TASK REQUIREMENTS | Copy every line that holds "What".

Items from a data source
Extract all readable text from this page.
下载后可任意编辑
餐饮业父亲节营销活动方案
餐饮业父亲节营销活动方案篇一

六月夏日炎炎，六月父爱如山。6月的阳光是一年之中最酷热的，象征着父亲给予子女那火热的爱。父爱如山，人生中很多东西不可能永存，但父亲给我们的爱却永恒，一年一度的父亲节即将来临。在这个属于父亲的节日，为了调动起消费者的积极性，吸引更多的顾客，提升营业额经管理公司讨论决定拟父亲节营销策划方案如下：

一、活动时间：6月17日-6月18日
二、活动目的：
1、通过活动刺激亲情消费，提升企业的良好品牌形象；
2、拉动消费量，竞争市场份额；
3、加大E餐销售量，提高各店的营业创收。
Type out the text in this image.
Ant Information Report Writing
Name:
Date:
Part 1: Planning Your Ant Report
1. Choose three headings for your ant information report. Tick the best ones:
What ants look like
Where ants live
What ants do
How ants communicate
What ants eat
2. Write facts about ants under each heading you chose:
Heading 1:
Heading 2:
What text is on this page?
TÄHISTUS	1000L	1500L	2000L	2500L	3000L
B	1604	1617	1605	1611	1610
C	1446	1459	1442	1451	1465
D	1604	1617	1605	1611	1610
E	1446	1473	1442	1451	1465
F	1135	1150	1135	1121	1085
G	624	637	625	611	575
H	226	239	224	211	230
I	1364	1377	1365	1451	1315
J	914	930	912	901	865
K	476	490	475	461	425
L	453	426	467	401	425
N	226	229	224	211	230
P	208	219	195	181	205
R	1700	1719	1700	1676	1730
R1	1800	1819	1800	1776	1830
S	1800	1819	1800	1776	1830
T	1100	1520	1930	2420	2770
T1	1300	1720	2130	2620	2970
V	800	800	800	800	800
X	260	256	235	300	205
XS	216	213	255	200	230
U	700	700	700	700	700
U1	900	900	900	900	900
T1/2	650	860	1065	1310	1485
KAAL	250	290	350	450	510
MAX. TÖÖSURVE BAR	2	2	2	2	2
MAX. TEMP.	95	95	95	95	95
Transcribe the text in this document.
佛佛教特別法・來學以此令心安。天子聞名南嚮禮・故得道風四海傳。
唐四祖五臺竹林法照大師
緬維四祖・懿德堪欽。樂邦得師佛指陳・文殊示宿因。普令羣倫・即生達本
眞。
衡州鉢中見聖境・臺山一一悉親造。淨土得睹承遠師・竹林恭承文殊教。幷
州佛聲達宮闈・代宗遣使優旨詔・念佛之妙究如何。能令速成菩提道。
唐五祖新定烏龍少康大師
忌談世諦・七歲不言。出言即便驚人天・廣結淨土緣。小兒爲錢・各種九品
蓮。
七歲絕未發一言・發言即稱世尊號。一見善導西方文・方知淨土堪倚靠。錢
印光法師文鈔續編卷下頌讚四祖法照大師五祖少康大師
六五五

THE RESULT |
What ants look like
What ants do
What ants eat
What text is on this page?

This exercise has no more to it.